# [WRITTEN PROBLEM]
Which lines have the string "lantern"? Copy all of them from the entries below.

Excerpt from a dataset:
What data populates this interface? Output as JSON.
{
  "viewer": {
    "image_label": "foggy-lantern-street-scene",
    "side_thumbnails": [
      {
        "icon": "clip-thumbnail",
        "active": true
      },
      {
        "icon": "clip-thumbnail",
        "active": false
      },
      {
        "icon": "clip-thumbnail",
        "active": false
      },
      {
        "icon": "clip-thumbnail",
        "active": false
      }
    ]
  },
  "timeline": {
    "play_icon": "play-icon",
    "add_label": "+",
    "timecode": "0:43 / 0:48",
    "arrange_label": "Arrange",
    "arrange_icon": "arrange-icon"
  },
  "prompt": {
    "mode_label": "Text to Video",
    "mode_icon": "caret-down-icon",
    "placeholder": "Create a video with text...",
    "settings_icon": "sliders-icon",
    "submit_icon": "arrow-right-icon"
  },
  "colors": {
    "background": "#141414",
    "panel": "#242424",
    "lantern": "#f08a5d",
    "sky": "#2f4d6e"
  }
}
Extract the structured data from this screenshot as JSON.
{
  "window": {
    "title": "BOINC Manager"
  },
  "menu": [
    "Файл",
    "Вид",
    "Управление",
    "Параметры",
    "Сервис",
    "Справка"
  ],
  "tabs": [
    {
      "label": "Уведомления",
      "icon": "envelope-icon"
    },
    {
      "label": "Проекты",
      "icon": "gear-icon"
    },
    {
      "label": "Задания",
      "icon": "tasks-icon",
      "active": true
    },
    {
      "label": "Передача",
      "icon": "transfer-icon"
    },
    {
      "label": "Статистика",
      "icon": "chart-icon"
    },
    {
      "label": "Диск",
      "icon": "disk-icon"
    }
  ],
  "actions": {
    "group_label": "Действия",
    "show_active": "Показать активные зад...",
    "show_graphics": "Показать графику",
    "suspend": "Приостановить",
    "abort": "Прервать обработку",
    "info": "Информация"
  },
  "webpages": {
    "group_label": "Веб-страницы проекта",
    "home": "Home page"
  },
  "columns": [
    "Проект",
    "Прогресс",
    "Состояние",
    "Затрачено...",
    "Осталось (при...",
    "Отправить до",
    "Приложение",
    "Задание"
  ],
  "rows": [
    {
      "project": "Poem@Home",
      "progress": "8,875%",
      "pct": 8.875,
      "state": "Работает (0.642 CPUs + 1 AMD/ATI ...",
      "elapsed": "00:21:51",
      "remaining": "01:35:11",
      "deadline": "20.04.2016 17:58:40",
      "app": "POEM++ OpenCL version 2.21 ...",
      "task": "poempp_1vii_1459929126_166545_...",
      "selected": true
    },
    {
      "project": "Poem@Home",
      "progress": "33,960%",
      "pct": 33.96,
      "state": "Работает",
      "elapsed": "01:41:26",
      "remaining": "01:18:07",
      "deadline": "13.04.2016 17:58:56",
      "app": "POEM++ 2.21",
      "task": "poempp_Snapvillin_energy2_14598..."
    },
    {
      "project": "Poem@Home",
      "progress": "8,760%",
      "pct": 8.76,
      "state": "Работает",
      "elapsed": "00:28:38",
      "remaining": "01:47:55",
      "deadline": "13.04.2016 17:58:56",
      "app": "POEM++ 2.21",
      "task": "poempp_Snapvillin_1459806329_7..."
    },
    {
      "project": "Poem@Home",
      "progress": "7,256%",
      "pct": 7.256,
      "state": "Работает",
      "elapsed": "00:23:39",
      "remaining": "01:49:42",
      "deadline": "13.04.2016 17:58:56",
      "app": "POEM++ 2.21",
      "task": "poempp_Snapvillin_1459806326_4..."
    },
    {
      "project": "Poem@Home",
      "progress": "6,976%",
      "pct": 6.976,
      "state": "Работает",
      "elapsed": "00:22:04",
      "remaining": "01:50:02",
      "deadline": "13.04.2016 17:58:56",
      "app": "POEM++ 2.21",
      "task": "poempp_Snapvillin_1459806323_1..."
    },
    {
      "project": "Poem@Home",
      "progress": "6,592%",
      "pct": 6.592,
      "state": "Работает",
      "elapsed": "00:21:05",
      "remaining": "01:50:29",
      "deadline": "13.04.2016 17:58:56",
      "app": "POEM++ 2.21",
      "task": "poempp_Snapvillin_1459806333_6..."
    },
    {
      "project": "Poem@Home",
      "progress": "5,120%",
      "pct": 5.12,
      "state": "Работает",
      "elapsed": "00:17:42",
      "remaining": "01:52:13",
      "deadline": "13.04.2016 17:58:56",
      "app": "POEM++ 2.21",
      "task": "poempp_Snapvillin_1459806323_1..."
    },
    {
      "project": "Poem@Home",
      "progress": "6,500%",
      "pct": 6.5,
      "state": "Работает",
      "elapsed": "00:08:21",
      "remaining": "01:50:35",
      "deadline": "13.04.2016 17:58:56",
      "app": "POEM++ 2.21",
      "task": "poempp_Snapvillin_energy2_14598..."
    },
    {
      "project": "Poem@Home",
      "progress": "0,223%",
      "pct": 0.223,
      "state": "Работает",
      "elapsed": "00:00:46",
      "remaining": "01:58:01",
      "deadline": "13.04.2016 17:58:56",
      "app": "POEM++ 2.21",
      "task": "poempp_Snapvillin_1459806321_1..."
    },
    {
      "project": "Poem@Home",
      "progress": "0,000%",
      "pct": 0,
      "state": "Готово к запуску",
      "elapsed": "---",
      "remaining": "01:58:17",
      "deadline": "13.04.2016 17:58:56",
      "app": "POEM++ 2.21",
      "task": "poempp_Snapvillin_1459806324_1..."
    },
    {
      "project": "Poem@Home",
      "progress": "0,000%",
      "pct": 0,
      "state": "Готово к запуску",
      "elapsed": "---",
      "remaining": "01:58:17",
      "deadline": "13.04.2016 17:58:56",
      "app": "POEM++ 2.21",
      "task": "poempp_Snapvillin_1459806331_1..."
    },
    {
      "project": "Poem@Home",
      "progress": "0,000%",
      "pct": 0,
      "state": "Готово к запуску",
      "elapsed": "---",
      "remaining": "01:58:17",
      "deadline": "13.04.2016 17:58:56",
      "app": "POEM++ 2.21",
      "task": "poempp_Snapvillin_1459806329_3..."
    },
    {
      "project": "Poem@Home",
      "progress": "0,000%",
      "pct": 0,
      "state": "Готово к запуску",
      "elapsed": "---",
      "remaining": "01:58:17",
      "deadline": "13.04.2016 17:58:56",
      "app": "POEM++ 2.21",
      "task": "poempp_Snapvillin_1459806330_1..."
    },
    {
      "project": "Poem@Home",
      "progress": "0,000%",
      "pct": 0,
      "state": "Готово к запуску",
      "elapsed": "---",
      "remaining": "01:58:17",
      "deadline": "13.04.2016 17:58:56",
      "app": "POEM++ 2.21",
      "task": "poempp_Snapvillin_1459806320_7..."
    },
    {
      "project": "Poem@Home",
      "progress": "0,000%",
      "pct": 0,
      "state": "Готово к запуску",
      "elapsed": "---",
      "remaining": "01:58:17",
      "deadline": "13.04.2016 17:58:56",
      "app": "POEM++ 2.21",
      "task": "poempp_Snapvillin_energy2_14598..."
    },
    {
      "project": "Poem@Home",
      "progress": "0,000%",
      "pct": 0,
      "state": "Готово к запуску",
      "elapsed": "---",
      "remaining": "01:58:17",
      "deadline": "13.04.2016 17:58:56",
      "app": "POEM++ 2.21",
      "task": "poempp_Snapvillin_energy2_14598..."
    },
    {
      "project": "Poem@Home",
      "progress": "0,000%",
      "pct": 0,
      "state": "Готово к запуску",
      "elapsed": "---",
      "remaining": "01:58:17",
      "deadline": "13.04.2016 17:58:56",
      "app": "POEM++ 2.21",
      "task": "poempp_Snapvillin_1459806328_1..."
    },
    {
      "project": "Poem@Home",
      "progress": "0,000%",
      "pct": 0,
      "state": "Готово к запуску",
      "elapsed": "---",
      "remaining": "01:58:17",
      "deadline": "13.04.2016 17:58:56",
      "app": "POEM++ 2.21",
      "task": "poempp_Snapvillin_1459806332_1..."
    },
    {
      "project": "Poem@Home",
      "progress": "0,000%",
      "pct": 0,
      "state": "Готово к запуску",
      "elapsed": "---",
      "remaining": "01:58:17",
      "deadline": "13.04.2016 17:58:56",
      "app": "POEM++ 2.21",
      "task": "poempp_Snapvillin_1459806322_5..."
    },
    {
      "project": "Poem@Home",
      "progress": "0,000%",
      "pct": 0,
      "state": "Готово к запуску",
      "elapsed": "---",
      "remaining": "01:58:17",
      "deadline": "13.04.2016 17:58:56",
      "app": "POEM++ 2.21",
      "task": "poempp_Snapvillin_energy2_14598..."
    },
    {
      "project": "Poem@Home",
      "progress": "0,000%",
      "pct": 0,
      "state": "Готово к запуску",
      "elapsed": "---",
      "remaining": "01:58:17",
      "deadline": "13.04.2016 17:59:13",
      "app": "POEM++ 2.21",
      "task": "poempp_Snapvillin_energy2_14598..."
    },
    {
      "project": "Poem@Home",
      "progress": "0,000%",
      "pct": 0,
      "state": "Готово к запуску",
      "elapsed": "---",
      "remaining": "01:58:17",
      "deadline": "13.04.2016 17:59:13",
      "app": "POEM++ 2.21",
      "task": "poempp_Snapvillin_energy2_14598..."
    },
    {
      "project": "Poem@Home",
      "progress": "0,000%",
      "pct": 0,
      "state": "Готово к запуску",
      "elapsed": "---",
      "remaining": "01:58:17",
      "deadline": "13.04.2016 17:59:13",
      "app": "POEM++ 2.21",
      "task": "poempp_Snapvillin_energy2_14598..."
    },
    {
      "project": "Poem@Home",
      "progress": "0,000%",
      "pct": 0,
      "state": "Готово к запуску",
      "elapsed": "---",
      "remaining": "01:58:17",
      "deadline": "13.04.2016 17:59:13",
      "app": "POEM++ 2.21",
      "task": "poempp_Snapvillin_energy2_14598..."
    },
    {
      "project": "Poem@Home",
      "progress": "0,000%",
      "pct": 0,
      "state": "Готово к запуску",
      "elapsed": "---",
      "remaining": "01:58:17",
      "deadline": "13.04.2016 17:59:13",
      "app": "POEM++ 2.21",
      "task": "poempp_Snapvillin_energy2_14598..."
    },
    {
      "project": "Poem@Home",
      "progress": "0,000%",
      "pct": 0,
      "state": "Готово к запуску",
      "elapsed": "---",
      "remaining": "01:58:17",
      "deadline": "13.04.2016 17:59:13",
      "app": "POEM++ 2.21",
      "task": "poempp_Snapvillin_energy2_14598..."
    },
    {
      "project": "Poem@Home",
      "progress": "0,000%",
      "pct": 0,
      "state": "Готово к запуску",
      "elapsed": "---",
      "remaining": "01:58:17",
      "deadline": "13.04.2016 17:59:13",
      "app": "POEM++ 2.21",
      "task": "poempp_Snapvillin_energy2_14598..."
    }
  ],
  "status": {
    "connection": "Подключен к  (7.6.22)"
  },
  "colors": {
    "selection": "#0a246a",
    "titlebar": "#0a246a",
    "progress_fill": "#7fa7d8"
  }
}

# [TASK OUTPUT]
    "image_label": "foggy-lantern-street-scene",
    "lantern": "#f08a5d",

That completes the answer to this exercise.